Exercise aim: Report how many lines hold the word "hippocampus"; answer with the number alone.

Data for this task:
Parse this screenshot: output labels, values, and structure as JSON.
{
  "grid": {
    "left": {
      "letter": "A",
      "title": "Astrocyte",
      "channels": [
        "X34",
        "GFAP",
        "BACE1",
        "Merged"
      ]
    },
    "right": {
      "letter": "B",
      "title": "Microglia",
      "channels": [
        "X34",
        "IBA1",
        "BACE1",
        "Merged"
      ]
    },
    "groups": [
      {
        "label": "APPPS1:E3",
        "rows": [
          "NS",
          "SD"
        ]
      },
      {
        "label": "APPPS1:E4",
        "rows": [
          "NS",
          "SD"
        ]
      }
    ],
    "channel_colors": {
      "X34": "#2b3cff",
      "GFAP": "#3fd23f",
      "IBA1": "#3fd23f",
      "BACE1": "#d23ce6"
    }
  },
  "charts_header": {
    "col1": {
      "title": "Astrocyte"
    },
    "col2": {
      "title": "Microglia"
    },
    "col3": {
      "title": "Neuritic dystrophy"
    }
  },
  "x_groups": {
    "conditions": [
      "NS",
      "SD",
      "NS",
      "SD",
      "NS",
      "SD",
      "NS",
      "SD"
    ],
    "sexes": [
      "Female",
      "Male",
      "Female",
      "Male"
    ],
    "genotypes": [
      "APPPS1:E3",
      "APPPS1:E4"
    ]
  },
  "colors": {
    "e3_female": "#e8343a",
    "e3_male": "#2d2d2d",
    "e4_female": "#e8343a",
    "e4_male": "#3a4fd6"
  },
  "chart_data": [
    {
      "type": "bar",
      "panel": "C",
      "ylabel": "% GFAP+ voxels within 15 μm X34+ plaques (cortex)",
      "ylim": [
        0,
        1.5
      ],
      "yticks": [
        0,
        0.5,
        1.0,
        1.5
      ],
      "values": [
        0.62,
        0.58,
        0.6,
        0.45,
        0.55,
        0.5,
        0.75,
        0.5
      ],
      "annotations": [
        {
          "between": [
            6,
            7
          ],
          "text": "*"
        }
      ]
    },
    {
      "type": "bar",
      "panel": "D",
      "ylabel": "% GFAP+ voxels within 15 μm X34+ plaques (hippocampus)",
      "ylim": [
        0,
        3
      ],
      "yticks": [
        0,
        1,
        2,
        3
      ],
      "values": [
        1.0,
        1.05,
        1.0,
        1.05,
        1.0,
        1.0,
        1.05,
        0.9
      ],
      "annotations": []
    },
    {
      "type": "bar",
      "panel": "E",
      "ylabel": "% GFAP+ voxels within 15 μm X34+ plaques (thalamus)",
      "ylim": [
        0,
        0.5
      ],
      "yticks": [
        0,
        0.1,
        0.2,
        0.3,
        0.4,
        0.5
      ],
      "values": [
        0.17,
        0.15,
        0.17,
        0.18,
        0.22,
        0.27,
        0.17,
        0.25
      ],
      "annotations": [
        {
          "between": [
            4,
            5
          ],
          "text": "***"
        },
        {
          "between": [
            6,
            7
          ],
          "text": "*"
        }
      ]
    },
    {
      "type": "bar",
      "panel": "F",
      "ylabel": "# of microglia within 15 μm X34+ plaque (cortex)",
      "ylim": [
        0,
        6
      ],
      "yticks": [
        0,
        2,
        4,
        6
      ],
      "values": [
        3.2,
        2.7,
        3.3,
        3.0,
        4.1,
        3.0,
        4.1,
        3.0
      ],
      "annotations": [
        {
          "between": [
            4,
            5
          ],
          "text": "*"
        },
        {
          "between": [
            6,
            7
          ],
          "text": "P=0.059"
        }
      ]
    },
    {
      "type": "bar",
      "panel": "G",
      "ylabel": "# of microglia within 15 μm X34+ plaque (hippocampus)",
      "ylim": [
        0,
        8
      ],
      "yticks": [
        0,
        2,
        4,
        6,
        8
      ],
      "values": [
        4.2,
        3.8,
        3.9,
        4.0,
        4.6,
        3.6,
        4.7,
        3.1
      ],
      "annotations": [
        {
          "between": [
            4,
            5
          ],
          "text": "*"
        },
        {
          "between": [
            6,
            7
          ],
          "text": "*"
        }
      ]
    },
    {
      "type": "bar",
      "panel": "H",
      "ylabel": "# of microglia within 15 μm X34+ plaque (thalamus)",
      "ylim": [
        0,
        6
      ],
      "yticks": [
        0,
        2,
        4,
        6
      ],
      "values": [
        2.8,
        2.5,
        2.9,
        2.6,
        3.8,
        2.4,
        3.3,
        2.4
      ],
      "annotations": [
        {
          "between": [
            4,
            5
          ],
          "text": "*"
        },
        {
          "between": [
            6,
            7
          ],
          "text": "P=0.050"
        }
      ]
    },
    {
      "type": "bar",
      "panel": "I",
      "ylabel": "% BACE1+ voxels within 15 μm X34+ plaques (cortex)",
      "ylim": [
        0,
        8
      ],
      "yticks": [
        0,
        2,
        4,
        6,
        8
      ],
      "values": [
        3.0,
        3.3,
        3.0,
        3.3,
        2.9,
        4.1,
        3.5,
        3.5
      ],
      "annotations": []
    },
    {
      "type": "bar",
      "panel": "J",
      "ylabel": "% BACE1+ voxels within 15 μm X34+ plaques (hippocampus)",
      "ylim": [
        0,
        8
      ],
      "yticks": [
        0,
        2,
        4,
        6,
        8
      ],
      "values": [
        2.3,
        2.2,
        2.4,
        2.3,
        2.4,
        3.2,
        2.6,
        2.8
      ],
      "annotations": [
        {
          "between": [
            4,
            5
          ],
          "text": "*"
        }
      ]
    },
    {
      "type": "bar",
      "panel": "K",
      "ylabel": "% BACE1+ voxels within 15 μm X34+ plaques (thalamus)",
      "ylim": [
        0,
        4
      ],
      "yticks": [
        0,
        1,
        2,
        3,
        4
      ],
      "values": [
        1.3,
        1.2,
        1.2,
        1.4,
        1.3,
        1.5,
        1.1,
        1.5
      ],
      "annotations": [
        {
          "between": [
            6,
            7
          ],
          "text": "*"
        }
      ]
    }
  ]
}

Task output: 3